**Stated problem**
Select from the data all lines with the word "空着不填".
* Begin Available data *
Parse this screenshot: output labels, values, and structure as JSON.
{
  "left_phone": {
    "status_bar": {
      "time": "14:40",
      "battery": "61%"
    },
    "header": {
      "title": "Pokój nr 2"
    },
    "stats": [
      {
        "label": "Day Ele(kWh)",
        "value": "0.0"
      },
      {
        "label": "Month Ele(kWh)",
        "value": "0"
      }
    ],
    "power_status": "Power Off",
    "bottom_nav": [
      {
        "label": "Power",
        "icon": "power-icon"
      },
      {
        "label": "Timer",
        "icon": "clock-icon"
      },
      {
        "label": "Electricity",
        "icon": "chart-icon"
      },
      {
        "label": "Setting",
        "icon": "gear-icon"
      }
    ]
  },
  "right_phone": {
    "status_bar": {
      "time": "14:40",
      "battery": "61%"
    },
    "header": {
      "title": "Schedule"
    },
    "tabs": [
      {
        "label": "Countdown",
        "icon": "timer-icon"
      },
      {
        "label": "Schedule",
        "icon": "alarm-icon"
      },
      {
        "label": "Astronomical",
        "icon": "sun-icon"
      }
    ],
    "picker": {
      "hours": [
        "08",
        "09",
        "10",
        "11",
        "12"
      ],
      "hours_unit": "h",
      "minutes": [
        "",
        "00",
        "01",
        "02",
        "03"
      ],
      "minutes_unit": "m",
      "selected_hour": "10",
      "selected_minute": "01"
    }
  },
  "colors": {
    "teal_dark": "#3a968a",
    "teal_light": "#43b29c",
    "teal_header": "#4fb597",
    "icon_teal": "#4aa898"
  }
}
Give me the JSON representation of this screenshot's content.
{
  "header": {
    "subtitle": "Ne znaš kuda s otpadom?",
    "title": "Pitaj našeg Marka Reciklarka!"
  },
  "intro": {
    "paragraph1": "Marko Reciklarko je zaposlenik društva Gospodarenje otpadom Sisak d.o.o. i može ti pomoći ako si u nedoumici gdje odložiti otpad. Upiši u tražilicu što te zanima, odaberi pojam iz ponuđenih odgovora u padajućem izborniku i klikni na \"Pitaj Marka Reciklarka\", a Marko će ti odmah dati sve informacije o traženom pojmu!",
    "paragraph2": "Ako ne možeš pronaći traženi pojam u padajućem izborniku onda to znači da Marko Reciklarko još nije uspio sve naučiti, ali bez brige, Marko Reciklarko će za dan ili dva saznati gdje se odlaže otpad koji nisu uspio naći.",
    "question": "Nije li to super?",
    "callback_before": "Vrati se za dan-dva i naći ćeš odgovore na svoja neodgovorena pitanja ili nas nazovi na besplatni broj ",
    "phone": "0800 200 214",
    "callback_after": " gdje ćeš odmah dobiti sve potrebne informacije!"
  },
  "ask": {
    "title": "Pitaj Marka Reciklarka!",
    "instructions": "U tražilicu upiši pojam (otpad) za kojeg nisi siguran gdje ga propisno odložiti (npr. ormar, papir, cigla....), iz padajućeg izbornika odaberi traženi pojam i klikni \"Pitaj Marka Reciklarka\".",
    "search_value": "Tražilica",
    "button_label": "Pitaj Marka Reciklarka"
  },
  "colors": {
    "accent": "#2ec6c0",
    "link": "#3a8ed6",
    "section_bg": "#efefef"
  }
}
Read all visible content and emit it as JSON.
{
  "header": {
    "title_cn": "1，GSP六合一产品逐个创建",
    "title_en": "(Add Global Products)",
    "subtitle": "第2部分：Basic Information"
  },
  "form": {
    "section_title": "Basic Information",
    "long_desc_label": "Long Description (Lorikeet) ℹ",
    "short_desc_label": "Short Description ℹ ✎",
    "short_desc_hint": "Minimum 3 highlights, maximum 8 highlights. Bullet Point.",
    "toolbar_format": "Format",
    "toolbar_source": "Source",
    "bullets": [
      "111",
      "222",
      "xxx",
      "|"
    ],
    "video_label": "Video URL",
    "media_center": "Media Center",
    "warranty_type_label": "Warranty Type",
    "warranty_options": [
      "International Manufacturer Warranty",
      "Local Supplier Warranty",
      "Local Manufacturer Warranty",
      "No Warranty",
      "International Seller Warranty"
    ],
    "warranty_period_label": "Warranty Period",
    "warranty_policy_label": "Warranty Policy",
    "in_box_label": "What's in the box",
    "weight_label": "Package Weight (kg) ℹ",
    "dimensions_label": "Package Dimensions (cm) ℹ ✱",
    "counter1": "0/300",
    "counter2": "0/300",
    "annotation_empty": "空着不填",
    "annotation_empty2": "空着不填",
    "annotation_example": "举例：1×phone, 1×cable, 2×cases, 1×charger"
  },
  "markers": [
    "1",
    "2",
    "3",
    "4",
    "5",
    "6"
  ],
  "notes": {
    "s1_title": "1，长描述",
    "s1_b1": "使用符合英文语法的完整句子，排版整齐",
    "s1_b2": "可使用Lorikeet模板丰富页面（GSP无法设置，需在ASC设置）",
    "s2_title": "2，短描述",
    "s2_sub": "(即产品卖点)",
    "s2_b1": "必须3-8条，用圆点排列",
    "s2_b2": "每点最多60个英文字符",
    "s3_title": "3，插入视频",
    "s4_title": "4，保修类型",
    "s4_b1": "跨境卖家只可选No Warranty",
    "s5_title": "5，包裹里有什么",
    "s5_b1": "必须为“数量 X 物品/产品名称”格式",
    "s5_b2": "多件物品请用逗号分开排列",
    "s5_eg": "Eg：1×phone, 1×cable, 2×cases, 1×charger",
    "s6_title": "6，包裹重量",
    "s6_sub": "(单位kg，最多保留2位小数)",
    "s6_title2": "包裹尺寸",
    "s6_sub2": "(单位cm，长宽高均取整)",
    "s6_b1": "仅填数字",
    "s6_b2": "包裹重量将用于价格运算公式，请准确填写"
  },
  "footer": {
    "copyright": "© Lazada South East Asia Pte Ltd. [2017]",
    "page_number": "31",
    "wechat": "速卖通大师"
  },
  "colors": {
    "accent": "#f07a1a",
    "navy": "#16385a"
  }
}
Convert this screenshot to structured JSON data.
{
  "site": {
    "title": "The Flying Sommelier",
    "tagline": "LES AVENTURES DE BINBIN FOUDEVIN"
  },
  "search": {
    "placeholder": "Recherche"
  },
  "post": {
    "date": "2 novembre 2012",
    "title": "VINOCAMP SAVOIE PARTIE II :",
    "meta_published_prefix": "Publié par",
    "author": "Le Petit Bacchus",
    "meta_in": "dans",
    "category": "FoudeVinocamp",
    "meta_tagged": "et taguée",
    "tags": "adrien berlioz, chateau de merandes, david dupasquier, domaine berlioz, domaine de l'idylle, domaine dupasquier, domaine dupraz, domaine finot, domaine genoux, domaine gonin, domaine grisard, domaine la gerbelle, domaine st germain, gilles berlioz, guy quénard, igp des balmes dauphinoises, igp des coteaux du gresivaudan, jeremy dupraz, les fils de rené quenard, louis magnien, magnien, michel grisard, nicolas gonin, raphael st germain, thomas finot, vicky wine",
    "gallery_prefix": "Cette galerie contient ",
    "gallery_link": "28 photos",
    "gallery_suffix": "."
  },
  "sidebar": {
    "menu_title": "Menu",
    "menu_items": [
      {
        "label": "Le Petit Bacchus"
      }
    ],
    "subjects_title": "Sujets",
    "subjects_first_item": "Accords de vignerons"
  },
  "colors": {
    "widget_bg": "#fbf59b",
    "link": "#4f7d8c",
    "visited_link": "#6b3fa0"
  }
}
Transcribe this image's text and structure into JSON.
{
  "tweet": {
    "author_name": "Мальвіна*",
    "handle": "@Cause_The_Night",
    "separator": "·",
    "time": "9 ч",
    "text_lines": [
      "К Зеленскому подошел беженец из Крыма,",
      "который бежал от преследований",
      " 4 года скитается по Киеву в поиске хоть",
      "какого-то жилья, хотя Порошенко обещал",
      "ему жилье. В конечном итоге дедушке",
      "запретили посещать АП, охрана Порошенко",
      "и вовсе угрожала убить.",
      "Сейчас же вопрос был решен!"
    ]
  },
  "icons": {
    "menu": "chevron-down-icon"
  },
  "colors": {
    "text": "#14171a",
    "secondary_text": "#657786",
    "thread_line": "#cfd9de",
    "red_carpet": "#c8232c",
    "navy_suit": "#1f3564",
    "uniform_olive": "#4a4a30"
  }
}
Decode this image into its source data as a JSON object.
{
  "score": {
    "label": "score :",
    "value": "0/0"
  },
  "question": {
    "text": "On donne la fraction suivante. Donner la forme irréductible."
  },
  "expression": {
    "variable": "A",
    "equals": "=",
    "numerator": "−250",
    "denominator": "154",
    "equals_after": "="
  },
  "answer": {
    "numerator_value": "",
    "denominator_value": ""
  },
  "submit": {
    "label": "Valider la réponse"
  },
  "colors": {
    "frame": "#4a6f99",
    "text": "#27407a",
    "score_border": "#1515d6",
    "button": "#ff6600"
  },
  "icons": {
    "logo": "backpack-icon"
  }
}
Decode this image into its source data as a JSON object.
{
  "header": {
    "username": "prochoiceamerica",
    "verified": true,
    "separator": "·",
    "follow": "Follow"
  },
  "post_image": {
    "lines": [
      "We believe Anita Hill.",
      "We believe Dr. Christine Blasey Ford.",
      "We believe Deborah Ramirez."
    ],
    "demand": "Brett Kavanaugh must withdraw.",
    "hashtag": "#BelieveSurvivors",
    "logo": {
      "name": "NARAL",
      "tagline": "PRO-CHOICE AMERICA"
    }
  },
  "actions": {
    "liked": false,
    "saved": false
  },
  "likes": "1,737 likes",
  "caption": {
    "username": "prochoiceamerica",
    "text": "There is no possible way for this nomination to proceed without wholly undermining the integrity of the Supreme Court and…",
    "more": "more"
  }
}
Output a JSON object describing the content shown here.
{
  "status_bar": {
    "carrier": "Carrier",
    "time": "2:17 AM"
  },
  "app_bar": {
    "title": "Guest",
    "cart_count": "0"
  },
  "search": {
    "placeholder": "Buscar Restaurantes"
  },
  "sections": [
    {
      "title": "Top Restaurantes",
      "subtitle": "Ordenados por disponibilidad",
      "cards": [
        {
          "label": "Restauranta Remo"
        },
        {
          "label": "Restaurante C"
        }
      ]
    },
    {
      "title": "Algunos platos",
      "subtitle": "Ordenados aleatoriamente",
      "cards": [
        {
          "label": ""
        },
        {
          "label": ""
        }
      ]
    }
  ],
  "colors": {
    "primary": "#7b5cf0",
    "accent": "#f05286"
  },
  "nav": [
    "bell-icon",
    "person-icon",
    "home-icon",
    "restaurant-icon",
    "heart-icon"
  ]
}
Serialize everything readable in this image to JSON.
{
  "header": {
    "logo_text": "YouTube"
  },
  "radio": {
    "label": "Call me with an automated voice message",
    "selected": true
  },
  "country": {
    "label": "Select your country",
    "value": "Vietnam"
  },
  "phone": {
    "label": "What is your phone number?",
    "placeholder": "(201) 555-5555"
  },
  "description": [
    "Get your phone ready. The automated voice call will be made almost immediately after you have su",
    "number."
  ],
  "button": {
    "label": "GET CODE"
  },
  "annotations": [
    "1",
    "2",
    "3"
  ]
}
* End Available data *
**Solution to the exercise**
    "annotation_empty": "空着不填",
    "annotation_empty2": "空着不填",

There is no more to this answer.